Please write out the material below exactly as given.

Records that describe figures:
^^^^
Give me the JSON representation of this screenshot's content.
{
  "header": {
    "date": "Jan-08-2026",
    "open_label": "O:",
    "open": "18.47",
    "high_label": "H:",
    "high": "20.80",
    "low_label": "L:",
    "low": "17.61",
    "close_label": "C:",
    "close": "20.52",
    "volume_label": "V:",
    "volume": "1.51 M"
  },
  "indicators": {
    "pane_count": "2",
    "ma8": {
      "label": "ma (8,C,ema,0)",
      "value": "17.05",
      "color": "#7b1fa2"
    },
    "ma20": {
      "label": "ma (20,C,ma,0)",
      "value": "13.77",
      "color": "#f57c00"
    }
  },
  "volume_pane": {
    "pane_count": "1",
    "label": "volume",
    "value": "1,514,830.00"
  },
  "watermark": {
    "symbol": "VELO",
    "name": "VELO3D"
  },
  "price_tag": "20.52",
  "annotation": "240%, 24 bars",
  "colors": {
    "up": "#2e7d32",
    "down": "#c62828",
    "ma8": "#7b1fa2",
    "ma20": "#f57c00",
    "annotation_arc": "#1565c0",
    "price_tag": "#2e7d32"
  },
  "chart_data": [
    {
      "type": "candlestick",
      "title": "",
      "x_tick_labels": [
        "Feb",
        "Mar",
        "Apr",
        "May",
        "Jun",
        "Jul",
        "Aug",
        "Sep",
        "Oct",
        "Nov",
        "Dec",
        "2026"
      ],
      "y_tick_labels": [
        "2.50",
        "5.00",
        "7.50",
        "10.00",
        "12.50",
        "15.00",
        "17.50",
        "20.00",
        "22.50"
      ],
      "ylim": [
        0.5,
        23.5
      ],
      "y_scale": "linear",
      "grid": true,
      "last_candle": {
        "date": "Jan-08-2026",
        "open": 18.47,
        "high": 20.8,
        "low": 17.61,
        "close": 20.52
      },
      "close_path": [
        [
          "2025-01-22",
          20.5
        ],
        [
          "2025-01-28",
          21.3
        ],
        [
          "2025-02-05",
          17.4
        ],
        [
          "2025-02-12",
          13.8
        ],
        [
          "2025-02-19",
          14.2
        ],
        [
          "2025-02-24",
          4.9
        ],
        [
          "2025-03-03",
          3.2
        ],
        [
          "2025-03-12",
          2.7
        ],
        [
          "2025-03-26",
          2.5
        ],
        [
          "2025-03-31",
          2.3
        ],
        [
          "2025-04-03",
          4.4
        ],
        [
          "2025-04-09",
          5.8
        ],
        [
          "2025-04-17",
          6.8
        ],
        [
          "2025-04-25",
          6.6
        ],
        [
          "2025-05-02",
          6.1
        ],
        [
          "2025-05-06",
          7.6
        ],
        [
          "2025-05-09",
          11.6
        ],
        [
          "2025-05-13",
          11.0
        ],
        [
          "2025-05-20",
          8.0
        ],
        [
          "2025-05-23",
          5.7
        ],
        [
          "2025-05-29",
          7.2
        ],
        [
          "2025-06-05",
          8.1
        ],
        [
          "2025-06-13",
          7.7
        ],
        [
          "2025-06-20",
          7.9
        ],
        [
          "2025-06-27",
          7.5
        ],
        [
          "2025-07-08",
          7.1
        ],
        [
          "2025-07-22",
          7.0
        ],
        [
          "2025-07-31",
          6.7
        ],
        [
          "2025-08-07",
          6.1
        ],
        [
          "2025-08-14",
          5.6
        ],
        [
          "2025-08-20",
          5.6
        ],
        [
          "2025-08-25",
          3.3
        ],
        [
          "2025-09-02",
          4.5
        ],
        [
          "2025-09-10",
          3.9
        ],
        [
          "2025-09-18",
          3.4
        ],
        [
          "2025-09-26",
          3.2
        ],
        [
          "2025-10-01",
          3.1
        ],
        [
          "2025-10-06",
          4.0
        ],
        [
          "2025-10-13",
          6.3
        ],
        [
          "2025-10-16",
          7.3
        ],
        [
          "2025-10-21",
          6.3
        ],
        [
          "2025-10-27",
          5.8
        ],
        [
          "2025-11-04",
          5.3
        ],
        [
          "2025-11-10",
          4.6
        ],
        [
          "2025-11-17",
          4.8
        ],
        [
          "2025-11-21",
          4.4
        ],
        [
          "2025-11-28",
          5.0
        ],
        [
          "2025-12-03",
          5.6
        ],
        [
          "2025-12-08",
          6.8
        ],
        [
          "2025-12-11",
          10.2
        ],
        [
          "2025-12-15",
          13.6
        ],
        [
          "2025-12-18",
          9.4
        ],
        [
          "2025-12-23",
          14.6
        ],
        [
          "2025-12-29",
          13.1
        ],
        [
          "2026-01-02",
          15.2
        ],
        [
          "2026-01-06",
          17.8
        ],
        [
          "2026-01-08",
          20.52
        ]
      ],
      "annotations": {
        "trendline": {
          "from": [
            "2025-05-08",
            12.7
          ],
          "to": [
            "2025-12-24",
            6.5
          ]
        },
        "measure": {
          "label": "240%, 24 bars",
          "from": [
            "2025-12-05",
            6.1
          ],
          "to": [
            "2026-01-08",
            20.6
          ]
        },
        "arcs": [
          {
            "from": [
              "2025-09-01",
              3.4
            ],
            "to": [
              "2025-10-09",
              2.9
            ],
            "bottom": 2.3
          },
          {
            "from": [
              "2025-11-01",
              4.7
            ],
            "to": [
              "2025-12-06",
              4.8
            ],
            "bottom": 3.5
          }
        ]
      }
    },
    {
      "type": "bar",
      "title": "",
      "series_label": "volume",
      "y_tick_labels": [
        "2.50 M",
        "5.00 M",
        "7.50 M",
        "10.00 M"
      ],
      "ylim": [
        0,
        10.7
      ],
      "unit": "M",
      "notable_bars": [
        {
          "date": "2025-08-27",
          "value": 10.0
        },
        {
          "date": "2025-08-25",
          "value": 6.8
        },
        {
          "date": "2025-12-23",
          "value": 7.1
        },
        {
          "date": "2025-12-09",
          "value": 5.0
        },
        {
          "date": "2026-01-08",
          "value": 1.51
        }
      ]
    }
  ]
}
^^^^
Final answer:
Give me the JSON representation of this screenshot's content.
{
  "header": {
    "date": "Jan-08-2026",
    "open_label": "O:",
    "open": "18.47",
    "high_label": "H:",
    "high": "20.80",
    "low_label": "L:",
    "low": "17.61",
    "close_label": "C:",
    "close": "20.52",
    "volume_label": "V:",
    "volume": "1.51 M"
  },
  "indicators": {
    "pane_count": "2",
    "ma8": {
      "label": "ma (8,C,ema,0)",
      "value": "17.05",
      "color": "#7b1fa2"
    },
    "ma20": {
      "label": "ma (20,C,ma,0)",
      "value": "13.77",
      "color": "#f57c00"
    }
  },
  "volume_pane": {
    "pane_count": "1",
    "label": "volume",
    "value": "1,514,830.00"
  },
  "watermark": {
    "symbol": "VELO",
    "name": "VELO3D"
  },
  "price_tag": "20.52",
  "annotation": "240%, 24 bars",
  "colors": {
    "up": "#2e7d32",
    "down": "#c62828",
    "ma8": "#7b1fa2",
    "ma20": "#f57c00",
    "annotation_arc": "#1565c0",
    "price_tag": "#2e7d32"
  },
  "chart_data": [
    {
      "type": "candlestick",
      "title": "",
      "x_tick_labels": [
        "Feb",
        "Mar",
        "Apr",
        "May",
        "Jun",
        "Jul",
        "Aug",
        "Sep",
        "Oct",
        "Nov",
        "Dec",
        "2026"
      ],
      "y_tick_labels": [
        "2.50",
        "5.00",
        "7.50",
        "10.00",
        "12.50",
        "15.00",
        "17.50",
        "20.00",
        "22.50"
      ],
      "ylim": [
        0.5,
        23.5
      ],
      "y_scale": "linear",
      "grid": true,
      "last_candle": {
        "date": "Jan-08-2026",
        "open": 18.47,
        "high": 20.8,
        "low": 17.61,
        "close": 20.52
      },
      "close_path": [
        [
          "2025-01-22",
          20.5
        ],
        [
          "2025-01-28",
          21.3
        ],
        [
          "2025-02-05",
          17.4
        ],
        [
          "2025-02-12",
          13.8
        ],
        [
          "2025-02-19",
          14.2
        ],
        [
          "2025-02-24",
          4.9
        ],
        [
          "2025-03-03",
          3.2
        ],
        [
          "2025-03-12",
          2.7
        ],
        [
          "2025-03-26",
          2.5
        ],
        [
          "2025-03-31",
          2.3
        ],
        [
          "2025-04-03",
          4.4
        ],
        [
          "2025-04-09",
          5.8
        ],
        [
          "2025-04-17",
          6.8
        ],
        [
          "2025-04-25",
          6.6
        ],
        [
          "2025-05-02",
          6.1
        ],
        [
          "2025-05-06",
          7.6
        ],
        [
          "2025-05-09",
          11.6
        ],
        [
          "2025-05-13",
          11.0
        ],
        [
          "2025-05-20",
          8.0
        ],
        [
          "2025-05-23",
          5.7
        ],
        [
          "2025-05-29",
          7.2
        ],
        [
          "2025-06-05",
          8.1
        ],
        [
          "2025-06-13",
          7.7
        ],
        [
          "2025-06-20",
          7.9
        ],
        [
          "2025-06-27",
          7.5
        ],
        [
          "2025-07-08",
          7.1
        ],
        [
          "2025-07-22",
          7.0
        ],
        [
          "2025-07-31",
          6.7
        ],
        [
          "2025-08-07",
          6.1
        ],
        [
          "2025-08-14",
          5.6
        ],
        [
          "2025-08-20",
          5.6
        ],
        [
          "2025-08-25",
          3.3
        ],
        [
          "2025-09-02",
          4.5
        ],
        [
          "2025-09-10",
          3.9
        ],
        [
          "2025-09-18",
          3.4
        ],
        [
          "2025-09-26",
          3.2
        ],
        [
          "2025-10-01",
          3.1
        ],
        [
          "2025-10-06",
          4.0
        ],
        [
          "2025-10-13",
          6.3
        ],
        [
          "2025-10-16",
          7.3
        ],
        [
          "2025-10-21",
          6.3
        ],
        [
          "2025-10-27",
          5.8
        ],
        [
          "2025-11-04",
          5.3
        ],
        [
          "2025-11-10",
          4.6
        ],
        [
          "2025-11-17",
          4.8
        ],
        [
          "2025-11-21",
          4.4
        ],
        [
          "2025-11-28",
          5.0
        ],
        [
          "2025-12-03",
          5.6
        ],
        [
          "2025-12-08",
          6.8
        ],
        [
          "2025-12-11",
          10.2
        ],
        [
          "2025-12-15",
          13.6
        ],
        [
          "2025-12-18",
          9.4
        ],
        [
          "2025-12-23",
          14.6
        ],
        [
          "2025-12-29",
          13.1
        ],
        [
          "2026-01-02",
          15.2
        ],
        [
          "2026-01-06",
          17.8
        ],
        [
          "2026-01-08",
          20.52
        ]
      ],
      "annotations": {
        "trendline": {
          "from": [
            "2025-05-08",
            12.7
          ],
          "to": [
            "2025-12-24",
            6.5
          ]
        },
        "measure": {
          "label": "240%, 24 bars",
          "from": [
            "2025-12-05",
            6.1
          ],
          "to": [
            "2026-01-08",
            20.6
          ]
        },
        "arcs": [
          {
            "from": [
              "2025-09-01",
              3.4
            ],
            "to": [
              "2025-10-09",
              2.9
            ],
            "bottom": 2.3
          },
          {
            "from": [
              "2025-11-01",
              4.7
            ],
            "to": [
              "2025-12-06",
              4.8
            ],
            "bottom": 3.5
          }
        ]
      }
    },
    {
      "type": "bar",
      "title": "",
      "series_label": "volume",
      "y_tick_labels": [
        "2.50 M",
        "5.00 M",
        "7.50 M",
        "10.00 M"
      ],
      "ylim": [
        0,
        10.7
      ],
      "unit": "M",
      "notable_bars": [
        {
          "date": "2025-08-27",
          "value": 10.0
        },
        {
          "date": "2025-08-25",
          "value": 6.8
        },
        {
          "date": "2025-12-23",
          "value": 7.1
        },
        {
          "date": "2025-12-09",
          "value": 5.0
        },
        {
          "date": "2026-01-08",
          "value": 1.51
        }
      ]
    }
  ]
}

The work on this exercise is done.